__Objective__. Examine each line of the data. Copy those that contain the string "Antes".

Chart and figure data
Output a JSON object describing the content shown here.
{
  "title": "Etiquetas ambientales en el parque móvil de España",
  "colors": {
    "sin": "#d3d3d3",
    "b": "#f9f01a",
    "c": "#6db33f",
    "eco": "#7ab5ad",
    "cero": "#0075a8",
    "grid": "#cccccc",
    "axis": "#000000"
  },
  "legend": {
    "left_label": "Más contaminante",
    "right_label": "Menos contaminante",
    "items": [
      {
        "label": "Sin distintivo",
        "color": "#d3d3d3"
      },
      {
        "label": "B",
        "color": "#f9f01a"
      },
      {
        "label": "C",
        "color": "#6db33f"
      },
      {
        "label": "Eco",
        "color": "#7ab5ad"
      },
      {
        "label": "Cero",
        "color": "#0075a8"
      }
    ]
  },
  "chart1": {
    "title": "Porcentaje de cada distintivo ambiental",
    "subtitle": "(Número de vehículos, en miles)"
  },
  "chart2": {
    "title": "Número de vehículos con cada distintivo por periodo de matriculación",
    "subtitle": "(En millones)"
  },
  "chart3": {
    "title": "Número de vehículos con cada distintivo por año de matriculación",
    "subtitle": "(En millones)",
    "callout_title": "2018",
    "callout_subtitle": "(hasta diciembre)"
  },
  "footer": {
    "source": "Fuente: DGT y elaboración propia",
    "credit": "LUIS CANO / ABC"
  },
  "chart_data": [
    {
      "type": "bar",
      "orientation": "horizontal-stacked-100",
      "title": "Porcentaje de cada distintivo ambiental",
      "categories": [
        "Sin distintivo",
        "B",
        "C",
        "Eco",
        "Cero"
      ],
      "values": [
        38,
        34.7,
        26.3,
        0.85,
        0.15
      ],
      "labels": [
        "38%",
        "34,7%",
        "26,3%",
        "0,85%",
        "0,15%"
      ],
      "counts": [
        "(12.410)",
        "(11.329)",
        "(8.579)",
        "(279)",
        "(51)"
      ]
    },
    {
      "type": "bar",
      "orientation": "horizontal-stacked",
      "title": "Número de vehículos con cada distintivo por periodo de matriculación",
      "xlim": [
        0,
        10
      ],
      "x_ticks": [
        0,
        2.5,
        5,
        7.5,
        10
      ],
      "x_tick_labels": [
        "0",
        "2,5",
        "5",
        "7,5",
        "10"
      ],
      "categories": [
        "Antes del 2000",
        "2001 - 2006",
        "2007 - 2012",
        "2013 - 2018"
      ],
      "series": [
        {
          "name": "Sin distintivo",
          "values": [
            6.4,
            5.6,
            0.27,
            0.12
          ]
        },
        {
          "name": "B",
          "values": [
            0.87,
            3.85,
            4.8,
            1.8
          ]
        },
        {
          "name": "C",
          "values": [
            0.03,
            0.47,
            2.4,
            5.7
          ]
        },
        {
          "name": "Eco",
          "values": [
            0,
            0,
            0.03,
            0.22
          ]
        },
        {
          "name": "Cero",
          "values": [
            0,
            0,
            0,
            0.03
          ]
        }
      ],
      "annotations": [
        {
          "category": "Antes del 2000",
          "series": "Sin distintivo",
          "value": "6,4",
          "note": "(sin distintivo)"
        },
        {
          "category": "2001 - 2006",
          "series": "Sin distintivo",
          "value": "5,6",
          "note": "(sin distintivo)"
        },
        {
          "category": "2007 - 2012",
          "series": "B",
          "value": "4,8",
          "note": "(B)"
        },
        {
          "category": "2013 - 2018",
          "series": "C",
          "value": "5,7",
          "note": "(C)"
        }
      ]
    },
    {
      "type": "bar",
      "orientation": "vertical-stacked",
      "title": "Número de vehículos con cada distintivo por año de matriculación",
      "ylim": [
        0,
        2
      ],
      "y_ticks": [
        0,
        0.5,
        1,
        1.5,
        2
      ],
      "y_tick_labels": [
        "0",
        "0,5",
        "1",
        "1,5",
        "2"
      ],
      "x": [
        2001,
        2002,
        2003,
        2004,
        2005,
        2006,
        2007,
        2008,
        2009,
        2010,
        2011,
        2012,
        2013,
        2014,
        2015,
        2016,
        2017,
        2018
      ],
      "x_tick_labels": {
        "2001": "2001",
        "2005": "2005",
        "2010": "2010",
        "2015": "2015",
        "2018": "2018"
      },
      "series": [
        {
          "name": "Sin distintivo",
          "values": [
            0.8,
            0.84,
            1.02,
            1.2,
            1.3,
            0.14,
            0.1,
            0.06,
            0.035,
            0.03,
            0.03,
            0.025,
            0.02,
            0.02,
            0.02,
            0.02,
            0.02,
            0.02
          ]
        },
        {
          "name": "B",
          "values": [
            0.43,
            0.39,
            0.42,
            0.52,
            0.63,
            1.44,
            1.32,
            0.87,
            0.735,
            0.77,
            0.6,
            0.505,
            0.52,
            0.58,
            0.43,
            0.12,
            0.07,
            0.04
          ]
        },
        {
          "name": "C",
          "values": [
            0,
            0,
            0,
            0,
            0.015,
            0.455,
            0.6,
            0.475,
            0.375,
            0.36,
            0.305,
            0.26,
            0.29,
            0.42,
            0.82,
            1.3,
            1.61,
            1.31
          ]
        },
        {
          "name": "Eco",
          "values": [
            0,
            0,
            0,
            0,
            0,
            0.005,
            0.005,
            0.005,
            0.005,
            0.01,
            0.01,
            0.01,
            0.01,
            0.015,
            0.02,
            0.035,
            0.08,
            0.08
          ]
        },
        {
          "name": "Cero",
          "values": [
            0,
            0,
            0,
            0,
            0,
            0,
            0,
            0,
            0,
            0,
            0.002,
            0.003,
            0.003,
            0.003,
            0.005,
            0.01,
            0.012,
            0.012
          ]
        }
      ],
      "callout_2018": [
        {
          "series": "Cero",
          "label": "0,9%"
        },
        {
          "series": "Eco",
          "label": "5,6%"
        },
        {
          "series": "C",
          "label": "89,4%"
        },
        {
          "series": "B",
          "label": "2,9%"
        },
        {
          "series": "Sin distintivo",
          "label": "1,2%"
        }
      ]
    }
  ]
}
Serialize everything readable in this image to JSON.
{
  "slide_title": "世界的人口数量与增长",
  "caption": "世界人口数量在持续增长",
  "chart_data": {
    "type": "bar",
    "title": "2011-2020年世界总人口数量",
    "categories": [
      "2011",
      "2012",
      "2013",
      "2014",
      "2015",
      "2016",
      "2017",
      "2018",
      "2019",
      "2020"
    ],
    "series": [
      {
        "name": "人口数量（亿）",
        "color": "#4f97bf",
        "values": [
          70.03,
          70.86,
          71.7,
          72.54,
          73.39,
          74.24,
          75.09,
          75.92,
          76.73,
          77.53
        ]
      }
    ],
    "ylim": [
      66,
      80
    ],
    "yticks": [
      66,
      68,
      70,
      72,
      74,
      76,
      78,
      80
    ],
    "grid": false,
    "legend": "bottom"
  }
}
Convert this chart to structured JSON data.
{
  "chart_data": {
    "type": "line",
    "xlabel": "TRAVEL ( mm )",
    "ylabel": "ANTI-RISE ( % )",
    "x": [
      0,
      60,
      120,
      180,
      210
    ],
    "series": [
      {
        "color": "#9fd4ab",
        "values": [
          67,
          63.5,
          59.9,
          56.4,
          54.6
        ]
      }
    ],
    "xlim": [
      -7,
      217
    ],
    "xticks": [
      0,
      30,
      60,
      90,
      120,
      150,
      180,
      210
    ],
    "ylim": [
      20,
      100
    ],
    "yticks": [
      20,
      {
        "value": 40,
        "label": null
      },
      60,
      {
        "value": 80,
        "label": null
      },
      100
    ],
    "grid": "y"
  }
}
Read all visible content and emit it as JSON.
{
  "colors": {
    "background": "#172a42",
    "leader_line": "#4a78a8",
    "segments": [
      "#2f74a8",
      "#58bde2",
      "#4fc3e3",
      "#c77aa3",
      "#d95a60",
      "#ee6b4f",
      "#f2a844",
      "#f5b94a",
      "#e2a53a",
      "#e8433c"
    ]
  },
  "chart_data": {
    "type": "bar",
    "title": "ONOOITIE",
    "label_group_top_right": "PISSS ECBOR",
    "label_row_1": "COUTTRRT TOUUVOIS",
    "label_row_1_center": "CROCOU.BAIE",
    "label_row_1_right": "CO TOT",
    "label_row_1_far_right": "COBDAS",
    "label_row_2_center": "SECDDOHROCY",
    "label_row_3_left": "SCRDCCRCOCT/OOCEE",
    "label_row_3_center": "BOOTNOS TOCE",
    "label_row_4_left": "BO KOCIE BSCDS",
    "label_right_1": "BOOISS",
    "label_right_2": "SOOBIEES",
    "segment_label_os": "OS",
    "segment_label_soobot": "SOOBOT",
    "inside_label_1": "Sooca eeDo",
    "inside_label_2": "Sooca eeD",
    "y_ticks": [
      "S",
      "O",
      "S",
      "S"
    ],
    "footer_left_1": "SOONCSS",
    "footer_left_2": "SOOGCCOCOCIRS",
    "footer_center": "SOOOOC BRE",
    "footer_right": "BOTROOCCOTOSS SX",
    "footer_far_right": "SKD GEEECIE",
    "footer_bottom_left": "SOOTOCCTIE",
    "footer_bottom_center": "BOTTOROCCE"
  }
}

__Answer__.
        "Antes del 2000",
          "category": "Antes del 2000",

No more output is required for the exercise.